---- Extracted data

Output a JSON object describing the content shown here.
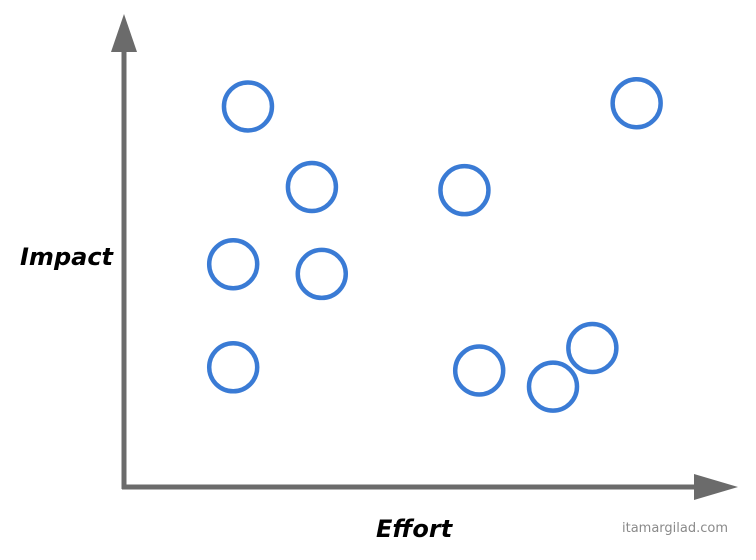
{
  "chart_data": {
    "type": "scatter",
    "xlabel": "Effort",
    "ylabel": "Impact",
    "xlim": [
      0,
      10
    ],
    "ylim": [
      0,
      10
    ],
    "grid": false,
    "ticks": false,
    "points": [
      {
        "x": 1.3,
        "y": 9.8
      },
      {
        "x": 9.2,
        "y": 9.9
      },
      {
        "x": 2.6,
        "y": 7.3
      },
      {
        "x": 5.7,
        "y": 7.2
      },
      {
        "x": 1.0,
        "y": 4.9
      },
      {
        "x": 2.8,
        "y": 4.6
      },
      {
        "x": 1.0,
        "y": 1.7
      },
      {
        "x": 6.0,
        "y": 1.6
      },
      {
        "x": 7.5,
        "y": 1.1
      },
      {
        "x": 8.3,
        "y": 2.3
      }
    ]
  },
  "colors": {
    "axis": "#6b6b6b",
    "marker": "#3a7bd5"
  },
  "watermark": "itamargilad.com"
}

--------
---- Extracted data

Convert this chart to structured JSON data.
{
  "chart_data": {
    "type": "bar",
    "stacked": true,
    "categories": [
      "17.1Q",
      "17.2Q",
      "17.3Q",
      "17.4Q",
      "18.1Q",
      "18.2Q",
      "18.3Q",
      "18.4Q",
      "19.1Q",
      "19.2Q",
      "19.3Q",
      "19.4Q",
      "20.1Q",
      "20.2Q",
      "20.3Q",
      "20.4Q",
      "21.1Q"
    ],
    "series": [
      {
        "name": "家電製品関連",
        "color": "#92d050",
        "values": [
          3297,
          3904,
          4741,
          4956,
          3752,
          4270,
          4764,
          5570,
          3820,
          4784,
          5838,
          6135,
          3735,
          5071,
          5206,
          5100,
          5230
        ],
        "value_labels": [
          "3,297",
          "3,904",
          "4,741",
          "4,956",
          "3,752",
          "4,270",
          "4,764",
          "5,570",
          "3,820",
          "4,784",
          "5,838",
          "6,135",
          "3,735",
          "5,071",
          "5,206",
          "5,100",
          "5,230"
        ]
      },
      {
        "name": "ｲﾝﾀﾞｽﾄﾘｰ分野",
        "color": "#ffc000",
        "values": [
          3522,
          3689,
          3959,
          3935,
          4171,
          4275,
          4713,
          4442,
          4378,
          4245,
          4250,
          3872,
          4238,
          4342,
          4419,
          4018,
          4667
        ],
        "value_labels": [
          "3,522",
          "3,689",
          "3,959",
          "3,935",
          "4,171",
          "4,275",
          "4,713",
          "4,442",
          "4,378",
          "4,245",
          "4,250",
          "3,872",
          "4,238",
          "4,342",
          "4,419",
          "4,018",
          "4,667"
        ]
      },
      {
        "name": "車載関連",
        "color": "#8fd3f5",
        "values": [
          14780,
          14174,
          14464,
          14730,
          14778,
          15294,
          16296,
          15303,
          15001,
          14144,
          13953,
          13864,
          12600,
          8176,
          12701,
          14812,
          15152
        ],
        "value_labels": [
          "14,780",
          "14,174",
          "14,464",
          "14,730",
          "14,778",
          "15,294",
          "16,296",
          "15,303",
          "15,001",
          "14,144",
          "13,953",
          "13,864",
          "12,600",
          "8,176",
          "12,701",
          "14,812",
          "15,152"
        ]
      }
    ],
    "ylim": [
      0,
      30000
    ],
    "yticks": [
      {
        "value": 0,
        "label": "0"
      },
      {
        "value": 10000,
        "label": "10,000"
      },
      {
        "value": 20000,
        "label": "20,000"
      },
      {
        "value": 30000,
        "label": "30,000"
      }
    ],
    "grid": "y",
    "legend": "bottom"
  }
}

--------

Task statement:
Report only the number of lines in the data above that contain "JSON".

Answer:
2